***** EXERCISE INPUTS *****

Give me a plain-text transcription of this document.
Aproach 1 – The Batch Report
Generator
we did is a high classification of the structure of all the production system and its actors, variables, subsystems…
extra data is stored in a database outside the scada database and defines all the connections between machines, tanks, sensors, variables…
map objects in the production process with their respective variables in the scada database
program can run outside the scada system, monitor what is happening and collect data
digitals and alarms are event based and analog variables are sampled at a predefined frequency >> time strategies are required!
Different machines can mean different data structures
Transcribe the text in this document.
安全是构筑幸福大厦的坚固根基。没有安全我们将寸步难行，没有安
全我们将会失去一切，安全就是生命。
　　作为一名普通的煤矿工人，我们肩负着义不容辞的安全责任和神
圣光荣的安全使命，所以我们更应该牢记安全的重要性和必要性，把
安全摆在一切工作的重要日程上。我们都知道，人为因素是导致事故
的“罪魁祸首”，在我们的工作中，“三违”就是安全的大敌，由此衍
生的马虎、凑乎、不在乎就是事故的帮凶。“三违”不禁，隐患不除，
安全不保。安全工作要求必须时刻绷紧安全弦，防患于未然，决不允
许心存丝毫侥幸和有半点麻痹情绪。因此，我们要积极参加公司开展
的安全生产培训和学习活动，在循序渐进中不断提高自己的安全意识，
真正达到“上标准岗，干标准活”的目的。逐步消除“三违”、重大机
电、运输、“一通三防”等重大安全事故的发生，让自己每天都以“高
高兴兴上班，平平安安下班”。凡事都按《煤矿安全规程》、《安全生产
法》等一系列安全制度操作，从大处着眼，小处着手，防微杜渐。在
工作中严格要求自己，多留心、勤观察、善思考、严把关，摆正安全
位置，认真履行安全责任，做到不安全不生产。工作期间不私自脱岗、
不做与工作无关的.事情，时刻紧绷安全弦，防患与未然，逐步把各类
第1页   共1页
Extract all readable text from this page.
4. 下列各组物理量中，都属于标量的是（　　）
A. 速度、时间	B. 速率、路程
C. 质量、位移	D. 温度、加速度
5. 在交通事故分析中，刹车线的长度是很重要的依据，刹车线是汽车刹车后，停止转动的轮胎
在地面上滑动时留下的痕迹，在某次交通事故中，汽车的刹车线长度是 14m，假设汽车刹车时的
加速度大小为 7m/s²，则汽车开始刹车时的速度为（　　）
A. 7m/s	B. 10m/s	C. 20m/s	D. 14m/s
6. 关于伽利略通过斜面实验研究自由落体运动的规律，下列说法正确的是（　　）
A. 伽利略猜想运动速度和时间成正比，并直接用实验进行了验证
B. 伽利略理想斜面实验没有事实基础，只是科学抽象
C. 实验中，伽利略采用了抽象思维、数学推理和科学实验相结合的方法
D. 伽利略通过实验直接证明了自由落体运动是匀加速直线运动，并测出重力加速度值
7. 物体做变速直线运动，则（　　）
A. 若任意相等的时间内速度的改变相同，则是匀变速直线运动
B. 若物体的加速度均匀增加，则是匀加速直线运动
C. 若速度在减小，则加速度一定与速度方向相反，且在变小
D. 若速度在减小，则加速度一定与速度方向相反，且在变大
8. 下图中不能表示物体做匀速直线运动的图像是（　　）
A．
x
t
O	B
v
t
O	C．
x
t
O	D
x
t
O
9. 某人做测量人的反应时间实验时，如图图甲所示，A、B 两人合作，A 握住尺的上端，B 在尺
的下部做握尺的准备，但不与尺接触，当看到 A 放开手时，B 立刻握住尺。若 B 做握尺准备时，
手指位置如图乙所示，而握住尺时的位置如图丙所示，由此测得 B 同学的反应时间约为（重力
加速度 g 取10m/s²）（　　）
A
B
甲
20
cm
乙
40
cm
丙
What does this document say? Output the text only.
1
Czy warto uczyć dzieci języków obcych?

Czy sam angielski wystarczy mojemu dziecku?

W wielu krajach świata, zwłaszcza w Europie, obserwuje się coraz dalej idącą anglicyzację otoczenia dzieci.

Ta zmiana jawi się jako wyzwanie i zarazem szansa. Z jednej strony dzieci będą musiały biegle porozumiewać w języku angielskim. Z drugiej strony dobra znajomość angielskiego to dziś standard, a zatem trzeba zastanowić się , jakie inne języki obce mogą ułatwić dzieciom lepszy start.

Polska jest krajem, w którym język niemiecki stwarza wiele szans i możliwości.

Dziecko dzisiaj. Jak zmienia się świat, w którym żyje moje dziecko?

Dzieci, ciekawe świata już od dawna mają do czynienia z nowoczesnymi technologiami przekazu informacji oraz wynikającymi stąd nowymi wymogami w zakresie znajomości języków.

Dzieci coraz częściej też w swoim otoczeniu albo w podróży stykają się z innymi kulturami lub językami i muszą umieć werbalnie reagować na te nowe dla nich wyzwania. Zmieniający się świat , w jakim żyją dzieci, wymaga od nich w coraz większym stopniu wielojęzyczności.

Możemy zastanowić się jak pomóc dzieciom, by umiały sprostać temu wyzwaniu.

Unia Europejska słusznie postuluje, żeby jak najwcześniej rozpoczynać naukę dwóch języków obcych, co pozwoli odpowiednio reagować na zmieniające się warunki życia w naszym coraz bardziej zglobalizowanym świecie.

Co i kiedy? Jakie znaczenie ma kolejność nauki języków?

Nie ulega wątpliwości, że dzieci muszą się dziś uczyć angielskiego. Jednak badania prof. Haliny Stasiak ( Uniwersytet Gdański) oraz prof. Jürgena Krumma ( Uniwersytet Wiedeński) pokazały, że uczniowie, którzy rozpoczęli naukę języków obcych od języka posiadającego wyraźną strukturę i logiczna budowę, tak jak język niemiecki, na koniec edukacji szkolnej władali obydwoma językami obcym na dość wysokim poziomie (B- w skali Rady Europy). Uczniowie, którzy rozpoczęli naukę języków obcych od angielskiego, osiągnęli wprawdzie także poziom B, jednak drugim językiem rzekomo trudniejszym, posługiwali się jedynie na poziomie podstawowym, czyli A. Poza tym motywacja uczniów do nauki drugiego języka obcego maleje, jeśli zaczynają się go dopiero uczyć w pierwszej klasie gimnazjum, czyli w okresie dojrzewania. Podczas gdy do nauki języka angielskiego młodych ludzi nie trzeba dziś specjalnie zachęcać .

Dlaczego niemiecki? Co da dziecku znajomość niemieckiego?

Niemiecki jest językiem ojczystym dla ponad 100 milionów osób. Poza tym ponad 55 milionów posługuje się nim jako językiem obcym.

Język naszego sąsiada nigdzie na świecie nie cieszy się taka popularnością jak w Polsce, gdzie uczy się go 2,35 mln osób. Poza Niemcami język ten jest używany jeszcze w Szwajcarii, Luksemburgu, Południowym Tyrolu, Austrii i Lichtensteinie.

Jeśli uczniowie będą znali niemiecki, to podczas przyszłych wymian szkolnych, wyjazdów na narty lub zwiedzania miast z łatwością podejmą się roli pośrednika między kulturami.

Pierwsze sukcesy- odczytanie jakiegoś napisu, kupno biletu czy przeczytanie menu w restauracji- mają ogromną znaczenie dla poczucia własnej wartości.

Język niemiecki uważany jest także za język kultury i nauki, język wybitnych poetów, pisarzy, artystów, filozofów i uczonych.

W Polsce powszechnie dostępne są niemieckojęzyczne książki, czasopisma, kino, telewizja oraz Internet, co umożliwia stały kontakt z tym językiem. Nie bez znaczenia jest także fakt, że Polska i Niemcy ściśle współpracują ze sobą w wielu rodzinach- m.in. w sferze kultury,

*****

SHORT TASK: Every line that holds the string "dziecku" should be returned.

EXERCISE ANSWER:
Czy sam angielski wystarczy mojemu dziecku?
Dlaczego niemiecki? Co da dziecku znajomość niemieckiego?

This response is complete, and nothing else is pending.